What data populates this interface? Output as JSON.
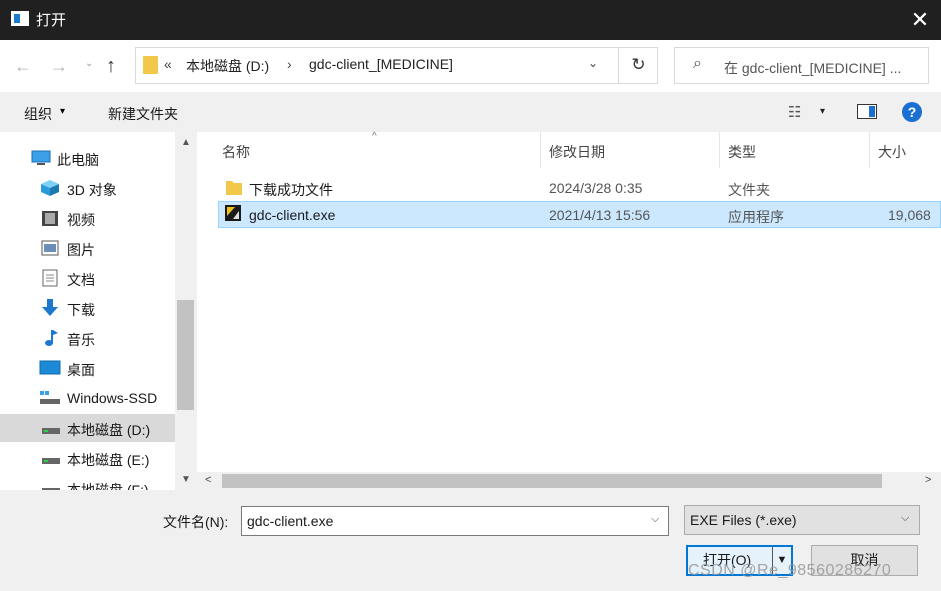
{
  "window": {
    "title": "打开",
    "close": "✕"
  },
  "nav": {
    "back": "←",
    "forward": "→",
    "recent": "⌄",
    "up": "↑",
    "address_sep": "«",
    "crumb_sep": "›",
    "crumbs": [
      "本地磁盘 (D:)",
      "gdc-client_[MEDICINE]"
    ],
    "dropdown": "⌄",
    "refresh": "↻",
    "search_placeholder": "在 gdc-client_[MEDICINE] ..."
  },
  "toolbar": {
    "organize": "组织",
    "new_folder": "新建文件夹",
    "view_icon": "☷",
    "caret": "▾",
    "help": "?"
  },
  "sidebar": {
    "items": [
      {
        "label": "此电脑",
        "icon": "computer-icon"
      },
      {
        "label": "3D 对象",
        "icon": "cube-icon"
      },
      {
        "label": "视频",
        "icon": "video-icon"
      },
      {
        "label": "图片",
        "icon": "picture-icon"
      },
      {
        "label": "文档",
        "icon": "document-icon"
      },
      {
        "label": "下载",
        "icon": "download-icon"
      },
      {
        "label": "音乐",
        "icon": "music-icon"
      },
      {
        "label": "桌面",
        "icon": "desktop-icon"
      },
      {
        "label": "Windows-SSD",
        "icon": "drive-icon"
      },
      {
        "label": "本地磁盘 (D:)",
        "icon": "drive-icon"
      },
      {
        "label": "本地磁盘 (E:)",
        "icon": "drive-icon"
      },
      {
        "label": "本地磁盘 (F:)",
        "icon": "drive-icon"
      }
    ],
    "selected": "本地磁盘 (D:)",
    "scroll_up": "▲",
    "scroll_down": "▼"
  },
  "filelist": {
    "columns": [
      "名称",
      "修改日期",
      "类型",
      "大小"
    ],
    "sort_caret": "^",
    "rows": [
      {
        "name": "下载成功文件",
        "date": "2024/3/28 0:35",
        "type": "文件夹",
        "size": "",
        "icon": "folder-icon"
      },
      {
        "name": "gdc-client.exe",
        "date": "2021/4/13 15:56",
        "type": "应用程序",
        "size": "19,068",
        "icon": "exe-icon",
        "selected": true
      }
    ],
    "h_left": "<",
    "h_right": ">"
  },
  "footer": {
    "filename_label": "文件名(N):",
    "filename_value": "gdc-client.exe",
    "filetype": "EXE Files (*.exe)",
    "open": "打开(O)",
    "split_caret": "▼",
    "cancel": "取消",
    "dropdown": "⌵"
  },
  "watermark": "CSDN @Re_98560286270",
  "colors": {
    "accent": "#0078d7",
    "selection": "#cce8ff",
    "folder": "#f2c84b"
  }
}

→ **Objective**
Within the data above, pick out all lines holding the word "本地磁盘".

→ **Written solution**
      "本地磁盘 (D:)",
        "label": "本地磁盘 (D:)",
        "label": "本地磁盘 (E:)",
        "label": "本地磁盘 (F:)",
    "selected": "本地磁盘 (D:)",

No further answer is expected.